# WHAT IS EXPECTED
Look at the entries below and reproduce them exactly.

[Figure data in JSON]
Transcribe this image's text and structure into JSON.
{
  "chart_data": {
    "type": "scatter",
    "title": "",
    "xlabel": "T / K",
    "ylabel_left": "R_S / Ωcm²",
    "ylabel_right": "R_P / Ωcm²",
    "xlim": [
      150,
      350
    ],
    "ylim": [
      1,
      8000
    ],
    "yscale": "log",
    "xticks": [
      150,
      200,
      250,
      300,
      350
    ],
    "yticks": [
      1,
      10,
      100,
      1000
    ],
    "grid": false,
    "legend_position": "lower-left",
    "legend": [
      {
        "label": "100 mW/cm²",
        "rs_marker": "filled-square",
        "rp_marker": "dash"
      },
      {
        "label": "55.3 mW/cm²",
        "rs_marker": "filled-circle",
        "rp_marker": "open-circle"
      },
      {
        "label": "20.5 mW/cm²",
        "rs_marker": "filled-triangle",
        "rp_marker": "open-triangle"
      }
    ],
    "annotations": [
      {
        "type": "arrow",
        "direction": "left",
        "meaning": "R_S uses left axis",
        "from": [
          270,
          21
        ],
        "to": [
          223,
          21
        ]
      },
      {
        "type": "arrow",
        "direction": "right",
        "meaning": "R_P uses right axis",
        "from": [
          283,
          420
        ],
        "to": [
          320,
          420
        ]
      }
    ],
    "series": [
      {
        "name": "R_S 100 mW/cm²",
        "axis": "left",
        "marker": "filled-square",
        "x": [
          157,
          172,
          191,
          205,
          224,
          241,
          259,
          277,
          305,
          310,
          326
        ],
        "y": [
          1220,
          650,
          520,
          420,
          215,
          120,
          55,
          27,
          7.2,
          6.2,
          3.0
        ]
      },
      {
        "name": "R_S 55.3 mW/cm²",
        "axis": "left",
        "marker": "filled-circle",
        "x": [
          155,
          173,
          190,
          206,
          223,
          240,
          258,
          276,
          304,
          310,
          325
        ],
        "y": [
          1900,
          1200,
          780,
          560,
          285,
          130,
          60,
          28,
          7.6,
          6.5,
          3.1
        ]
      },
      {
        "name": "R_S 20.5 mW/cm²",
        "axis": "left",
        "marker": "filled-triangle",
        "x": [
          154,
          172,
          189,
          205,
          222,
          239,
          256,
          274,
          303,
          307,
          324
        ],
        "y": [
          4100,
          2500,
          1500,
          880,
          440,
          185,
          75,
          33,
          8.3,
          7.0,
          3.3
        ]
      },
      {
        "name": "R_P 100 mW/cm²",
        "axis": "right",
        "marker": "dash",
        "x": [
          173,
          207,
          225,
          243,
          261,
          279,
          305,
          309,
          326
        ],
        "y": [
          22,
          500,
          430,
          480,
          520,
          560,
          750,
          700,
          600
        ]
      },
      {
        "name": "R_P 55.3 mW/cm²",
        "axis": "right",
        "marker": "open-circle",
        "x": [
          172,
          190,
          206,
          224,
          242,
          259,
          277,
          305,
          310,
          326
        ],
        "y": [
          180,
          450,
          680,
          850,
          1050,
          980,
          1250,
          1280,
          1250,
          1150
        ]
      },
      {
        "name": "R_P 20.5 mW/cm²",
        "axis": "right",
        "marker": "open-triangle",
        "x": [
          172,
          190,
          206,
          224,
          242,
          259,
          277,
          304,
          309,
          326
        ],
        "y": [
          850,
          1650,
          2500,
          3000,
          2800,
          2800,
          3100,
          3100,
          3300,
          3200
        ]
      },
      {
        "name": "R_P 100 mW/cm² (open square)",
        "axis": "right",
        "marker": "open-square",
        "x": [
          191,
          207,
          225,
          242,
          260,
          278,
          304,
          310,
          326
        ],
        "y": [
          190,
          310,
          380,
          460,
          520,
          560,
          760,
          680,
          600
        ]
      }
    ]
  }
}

# FULL RESPONSE
Transcribe this image's text and structure into JSON.
{
  "chart_data": {
    "type": "scatter",
    "title": "",
    "xlabel": "T / K",
    "ylabel_left": "R_S / Ωcm²",
    "ylabel_right": "R_P / Ωcm²",
    "xlim": [
      150,
      350
    ],
    "ylim": [
      1,
      8000
    ],
    "yscale": "log",
    "xticks": [
      150,
      200,
      250,
      300,
      350
    ],
    "yticks": [
      1,
      10,
      100,
      1000
    ],
    "grid": false,
    "legend_position": "lower-left",
    "legend": [
      {
        "label": "100 mW/cm²",
        "rs_marker": "filled-square",
        "rp_marker": "dash"
      },
      {
        "label": "55.3 mW/cm²",
        "rs_marker": "filled-circle",
        "rp_marker": "open-circle"
      },
      {
        "label": "20.5 mW/cm²",
        "rs_marker": "filled-triangle",
        "rp_marker": "open-triangle"
      }
    ],
    "annotations": [
      {
        "type": "arrow",
        "direction": "left",
        "meaning": "R_S uses left axis",
        "from": [
          270,
          21
        ],
        "to": [
          223,
          21
        ]
      },
      {
        "type": "arrow",
        "direction": "right",
        "meaning": "R_P uses right axis",
        "from": [
          283,
          420
        ],
        "to": [
          320,
          420
        ]
      }
    ],
    "series": [
      {
        "name": "R_S 100 mW/cm²",
        "axis": "left",
        "marker": "filled-square",
        "x": [
          157,
          172,
          191,
          205,
          224,
          241,
          259,
          277,
          305,
          310,
          326
        ],
        "y": [
          1220,
          650,
          520,
          420,
          215,
          120,
          55,
          27,
          7.2,
          6.2,
          3.0
        ]
      },
      {
        "name": "R_S 55.3 mW/cm²",
        "axis": "left",
        "marker": "filled-circle",
        "x": [
          155,
          173,
          190,
          206,
          223,
          240,
          258,
          276,
          304,
          310,
          325
        ],
        "y": [
          1900,
          1200,
          780,
          560,
          285,
          130,
          60,
          28,
          7.6,
          6.5,
          3.1
        ]
      },
      {
        "name": "R_S 20.5 mW/cm²",
        "axis": "left",
        "marker": "filled-triangle",
        "x": [
          154,
          172,
          189,
          205,
          222,
          239,
          256,
          274,
          303,
          307,
          324
        ],
        "y": [
          4100,
          2500,
          1500,
          880,
          440,
          185,
          75,
          33,
          8.3,
          7.0,
          3.3
        ]
      },
      {
        "name": "R_P 100 mW/cm²",
        "axis": "right",
        "marker": "dash",
        "x": [
          173,
          207,
          225,
          243,
          261,
          279,
          305,
          309,
          326
        ],
        "y": [
          22,
          500,
          430,
          480,
          520,
          560,
          750,
          700,
          600
        ]
      },
      {
        "name": "R_P 55.3 mW/cm²",
        "axis": "right",
        "marker": "open-circle",
        "x": [
          172,
          190,
          206,
          224,
          242,
          259,
          277,
          305,
          310,
          326
        ],
        "y": [
          180,
          450,
          680,
          850,
          1050,
          980,
          1250,
          1280,
          1250,
          1150
        ]
      },
      {
        "name": "R_P 20.5 mW/cm²",
        "axis": "right",
        "marker": "open-triangle",
        "x": [
          172,
          190,
          206,
          224,
          242,
          259,
          277,
          304,
          309,
          326
        ],
        "y": [
          850,
          1650,
          2500,
          3000,
          2800,
          2800,
          3100,
          3100,
          3300,
          3200
        ]
      },
      {
        "name": "R_P 100 mW/cm² (open square)",
        "axis": "right",
        "marker": "open-square",
        "x": [
          191,
          207,
          225,
          242,
          260,
          278,
          304,
          310,
          326
        ],
        "y": [
          190,
          310,
          380,
          460,
          520,
          560,
          760,
          680,
          600
        ]
      }
    ]
  }
}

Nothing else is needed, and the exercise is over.